# Passage provided:
The Wexner Graduate Fellowship Summer Institute entitled “God, Spirituality and Belief” took place August 16-21, 2015 in Stowe, VT.  The institute was planned by a committee of Wexner Graduate Fellows and Davidson Scholars in a yearlong process around a theme selected by the entire WGF community.  Below are reflections from current Graduate Fellows from three different classes.

My approach as we headed into Summer Institute this year fluctuated between personal trepidation and a deep trust that if I were ever going to spend 5 days grappling with God, Spirituality and Belief, a Wexner experience would provide the space to do so with intentionality, thoughtfulness and empathy. I’m not someone who wrestles or hugs God with any frequency and in general my relationship to God is far more defined by the shame that I feel when I hear of the terrible things that people do in the name of God. To my great surprise, and with a deep sense of gratitude, this week allowed me to place that shame aside and to consider in communal and personal terms God’s role in my Judaism, my relationship to prayer and the inherent possibilities when one embraces discomfort.

# Requests:
**A)** Copy the Summer Institute passage in full, word for word.
**B)** Arrange the records below as a numbered list, from their first line up to and including the line that contains "x-axis: 1e+01 1e+03", leaving out blank lines. List only those lines.

# Data section:
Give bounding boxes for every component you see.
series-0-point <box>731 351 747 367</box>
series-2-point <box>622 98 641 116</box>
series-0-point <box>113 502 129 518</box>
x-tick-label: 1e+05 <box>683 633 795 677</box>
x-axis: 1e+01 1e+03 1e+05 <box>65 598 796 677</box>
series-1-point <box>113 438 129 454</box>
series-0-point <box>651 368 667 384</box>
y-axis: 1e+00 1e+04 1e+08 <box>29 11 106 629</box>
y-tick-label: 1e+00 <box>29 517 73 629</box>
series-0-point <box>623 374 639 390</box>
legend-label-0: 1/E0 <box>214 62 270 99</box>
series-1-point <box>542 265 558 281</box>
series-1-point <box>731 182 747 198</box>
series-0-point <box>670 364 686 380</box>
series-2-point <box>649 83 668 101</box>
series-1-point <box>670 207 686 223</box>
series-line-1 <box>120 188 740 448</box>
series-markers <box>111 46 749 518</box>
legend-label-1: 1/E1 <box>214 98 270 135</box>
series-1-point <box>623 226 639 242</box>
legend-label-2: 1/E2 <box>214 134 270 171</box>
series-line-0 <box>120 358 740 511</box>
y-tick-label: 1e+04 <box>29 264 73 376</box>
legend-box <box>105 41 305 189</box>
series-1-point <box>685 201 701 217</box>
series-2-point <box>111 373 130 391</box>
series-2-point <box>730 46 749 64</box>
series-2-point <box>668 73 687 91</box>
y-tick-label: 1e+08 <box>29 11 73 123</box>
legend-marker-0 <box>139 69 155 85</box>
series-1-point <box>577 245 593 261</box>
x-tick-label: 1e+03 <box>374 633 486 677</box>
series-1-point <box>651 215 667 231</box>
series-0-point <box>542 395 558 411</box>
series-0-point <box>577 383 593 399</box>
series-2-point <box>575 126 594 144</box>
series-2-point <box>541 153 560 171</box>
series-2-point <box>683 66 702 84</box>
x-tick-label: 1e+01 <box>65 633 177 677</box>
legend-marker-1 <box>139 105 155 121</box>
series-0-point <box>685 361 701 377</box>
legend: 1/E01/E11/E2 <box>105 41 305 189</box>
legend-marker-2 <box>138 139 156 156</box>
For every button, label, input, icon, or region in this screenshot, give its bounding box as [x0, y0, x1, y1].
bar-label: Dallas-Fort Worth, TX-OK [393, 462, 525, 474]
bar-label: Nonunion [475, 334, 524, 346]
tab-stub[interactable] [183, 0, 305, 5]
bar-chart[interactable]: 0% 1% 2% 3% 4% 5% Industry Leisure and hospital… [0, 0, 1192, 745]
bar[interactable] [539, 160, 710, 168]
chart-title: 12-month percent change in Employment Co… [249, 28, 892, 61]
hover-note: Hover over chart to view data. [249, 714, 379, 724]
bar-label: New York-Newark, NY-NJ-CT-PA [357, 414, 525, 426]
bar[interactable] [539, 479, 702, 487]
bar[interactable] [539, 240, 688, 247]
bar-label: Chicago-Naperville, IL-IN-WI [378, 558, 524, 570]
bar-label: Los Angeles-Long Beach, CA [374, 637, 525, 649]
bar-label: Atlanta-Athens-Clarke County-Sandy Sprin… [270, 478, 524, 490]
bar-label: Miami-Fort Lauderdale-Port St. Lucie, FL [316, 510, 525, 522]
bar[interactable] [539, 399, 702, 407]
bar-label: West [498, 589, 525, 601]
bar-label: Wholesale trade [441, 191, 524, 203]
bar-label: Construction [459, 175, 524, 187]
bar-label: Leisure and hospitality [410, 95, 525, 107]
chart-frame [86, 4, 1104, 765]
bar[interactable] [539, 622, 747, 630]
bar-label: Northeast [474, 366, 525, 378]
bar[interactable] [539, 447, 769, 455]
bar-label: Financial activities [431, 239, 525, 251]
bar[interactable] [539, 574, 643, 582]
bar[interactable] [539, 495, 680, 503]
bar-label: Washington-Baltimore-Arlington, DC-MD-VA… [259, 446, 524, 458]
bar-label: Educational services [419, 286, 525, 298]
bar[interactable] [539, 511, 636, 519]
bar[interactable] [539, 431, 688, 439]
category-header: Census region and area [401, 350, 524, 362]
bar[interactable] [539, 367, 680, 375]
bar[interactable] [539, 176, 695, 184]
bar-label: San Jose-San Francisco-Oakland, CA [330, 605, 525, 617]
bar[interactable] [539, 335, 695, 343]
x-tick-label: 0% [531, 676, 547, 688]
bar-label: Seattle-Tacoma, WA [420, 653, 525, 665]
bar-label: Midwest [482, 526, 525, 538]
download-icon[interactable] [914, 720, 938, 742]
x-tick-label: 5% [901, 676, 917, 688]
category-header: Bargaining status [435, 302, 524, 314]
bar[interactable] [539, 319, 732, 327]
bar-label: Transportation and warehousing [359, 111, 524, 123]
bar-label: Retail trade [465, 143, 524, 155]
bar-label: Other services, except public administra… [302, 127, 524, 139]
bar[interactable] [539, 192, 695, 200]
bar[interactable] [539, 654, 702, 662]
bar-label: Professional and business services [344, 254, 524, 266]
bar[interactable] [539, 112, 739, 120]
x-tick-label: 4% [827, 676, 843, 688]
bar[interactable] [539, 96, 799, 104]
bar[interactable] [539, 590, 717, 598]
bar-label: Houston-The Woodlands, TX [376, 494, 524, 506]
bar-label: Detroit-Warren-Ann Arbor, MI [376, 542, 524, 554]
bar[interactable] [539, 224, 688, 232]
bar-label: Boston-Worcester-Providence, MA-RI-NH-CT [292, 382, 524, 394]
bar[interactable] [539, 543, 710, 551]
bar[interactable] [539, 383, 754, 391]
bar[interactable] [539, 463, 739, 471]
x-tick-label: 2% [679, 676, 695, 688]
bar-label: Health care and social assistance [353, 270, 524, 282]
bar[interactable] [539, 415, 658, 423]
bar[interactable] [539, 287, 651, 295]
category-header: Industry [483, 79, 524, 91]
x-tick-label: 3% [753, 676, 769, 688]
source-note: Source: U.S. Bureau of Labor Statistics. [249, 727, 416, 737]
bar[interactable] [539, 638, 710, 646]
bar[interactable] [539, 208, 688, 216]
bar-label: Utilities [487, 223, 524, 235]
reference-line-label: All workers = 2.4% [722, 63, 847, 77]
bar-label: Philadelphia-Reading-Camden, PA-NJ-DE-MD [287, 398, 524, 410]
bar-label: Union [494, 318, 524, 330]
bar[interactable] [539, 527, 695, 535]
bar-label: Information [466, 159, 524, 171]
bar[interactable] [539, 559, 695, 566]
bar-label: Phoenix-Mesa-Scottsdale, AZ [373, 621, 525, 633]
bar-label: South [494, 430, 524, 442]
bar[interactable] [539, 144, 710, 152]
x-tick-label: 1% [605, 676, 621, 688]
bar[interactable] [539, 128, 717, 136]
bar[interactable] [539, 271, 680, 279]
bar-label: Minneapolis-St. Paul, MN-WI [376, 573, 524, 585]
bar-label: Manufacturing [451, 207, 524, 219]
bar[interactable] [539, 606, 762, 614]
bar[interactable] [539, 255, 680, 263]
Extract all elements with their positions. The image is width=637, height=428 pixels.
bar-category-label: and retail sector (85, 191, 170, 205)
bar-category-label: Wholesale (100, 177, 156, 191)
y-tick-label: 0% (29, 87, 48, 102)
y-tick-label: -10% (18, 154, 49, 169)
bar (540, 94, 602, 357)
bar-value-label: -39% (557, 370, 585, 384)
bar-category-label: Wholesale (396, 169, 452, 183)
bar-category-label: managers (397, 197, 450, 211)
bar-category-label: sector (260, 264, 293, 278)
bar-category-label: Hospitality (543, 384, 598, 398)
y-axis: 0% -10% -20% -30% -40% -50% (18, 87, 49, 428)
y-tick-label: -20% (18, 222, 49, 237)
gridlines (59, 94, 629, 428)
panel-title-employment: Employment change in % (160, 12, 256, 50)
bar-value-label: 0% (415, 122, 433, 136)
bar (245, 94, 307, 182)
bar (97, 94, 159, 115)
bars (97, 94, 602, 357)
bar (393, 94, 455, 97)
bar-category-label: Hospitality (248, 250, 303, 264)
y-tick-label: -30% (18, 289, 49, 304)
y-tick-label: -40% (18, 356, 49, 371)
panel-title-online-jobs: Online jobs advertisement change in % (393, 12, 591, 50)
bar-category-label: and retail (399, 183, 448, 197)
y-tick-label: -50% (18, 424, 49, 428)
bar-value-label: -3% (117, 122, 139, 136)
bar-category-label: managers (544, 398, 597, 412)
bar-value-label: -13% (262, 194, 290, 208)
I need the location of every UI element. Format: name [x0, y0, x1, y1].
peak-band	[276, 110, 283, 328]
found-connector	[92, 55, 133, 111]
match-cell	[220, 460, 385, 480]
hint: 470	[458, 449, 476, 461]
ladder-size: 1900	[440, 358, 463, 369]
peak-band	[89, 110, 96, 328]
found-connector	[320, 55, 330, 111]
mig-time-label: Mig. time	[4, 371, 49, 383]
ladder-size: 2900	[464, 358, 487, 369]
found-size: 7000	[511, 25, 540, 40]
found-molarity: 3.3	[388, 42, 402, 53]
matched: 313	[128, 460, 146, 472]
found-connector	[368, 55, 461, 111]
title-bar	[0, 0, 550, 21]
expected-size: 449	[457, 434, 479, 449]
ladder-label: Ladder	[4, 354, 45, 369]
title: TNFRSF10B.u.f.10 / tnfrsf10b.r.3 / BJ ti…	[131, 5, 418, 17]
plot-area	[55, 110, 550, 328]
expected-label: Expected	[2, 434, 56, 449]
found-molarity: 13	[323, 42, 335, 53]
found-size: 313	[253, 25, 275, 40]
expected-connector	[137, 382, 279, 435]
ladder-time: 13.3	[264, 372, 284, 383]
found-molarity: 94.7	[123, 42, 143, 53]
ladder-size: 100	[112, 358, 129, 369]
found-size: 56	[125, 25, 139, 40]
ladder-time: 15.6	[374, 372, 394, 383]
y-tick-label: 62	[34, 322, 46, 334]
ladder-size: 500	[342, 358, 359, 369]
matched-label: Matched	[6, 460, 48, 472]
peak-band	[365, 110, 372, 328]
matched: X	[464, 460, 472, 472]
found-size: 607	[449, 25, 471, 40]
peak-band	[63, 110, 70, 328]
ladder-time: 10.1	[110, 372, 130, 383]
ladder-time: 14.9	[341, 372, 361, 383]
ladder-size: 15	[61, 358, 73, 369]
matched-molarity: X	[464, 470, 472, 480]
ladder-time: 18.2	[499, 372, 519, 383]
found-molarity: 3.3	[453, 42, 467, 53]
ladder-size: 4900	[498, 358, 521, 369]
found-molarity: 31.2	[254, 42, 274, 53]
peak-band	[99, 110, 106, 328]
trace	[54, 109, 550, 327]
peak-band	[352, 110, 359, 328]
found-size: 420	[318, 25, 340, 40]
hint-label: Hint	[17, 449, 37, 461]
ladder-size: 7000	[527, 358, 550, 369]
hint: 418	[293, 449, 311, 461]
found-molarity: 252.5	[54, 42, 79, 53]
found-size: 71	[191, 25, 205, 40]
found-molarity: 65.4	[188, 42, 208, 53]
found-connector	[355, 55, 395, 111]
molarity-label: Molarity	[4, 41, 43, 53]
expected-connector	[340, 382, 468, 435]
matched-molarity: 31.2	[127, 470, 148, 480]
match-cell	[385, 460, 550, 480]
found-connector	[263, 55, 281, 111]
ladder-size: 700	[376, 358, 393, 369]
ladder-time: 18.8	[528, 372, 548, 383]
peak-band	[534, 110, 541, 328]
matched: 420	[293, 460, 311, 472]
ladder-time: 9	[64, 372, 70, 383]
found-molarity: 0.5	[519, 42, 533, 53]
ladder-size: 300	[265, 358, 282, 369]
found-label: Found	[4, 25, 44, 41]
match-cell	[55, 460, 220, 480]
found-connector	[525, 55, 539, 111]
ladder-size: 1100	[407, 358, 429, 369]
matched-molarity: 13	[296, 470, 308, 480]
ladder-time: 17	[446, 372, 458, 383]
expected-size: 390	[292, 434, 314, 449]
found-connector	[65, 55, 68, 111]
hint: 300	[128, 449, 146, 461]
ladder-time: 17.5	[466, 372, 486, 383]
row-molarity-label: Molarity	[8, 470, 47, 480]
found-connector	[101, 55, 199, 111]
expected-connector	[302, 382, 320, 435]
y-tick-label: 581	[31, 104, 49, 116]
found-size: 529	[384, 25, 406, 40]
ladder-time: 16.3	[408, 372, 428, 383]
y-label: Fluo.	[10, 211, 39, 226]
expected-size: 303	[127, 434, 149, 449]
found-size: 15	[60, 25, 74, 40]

# Final results:
**A)**
The Wexner Graduate Fellowship Summer Institute entitled “God, Spirituality and Belief” took place August 16-21, 2015 in Stowe, VT.  The institute was planned by a committee of Wexner Graduate Fellows and Davidson Scholars in a yearlong process around a theme selected by the entire WGF community.  Below are reflections from current Graduate Fellows from three different classes.

My approach as we headed into Summer Institute this year fluctuated between personal trepidation and a deep trust that if I were ever going to spend 5 days grappling with God, Spirituality and Belief, a Wexner experience would provide the space to do so with intentionality, thoughtfulness and empathy. I’m not someone who wrestles or hugs God with any frequency and in general my relationship to God is far more defined by the shame that I feel when I hear of the terrible things that people do in the name of God. To my great surprise, and with a deep sense of gratitude, this week allowed me to place that shame aside and to consider in communal and personal terms God’s role in my Judaism, my relationship to prayer and the inherent possibilities when one embraces discomfort.

**B)**
1. Give bounding boxes for every component you see.
2. series-0-point <box>731 351 747 367</box>
3. series-2-point <box>622 98 641 116</box>
4. series-0-point <box>113 502 129 518</box>
5. x-tick-label: 1e+05 <box>683 633 795 677</box>
6. x-axis: 1e+01 1e+03 1e+05 <box>65 598 796 677</box>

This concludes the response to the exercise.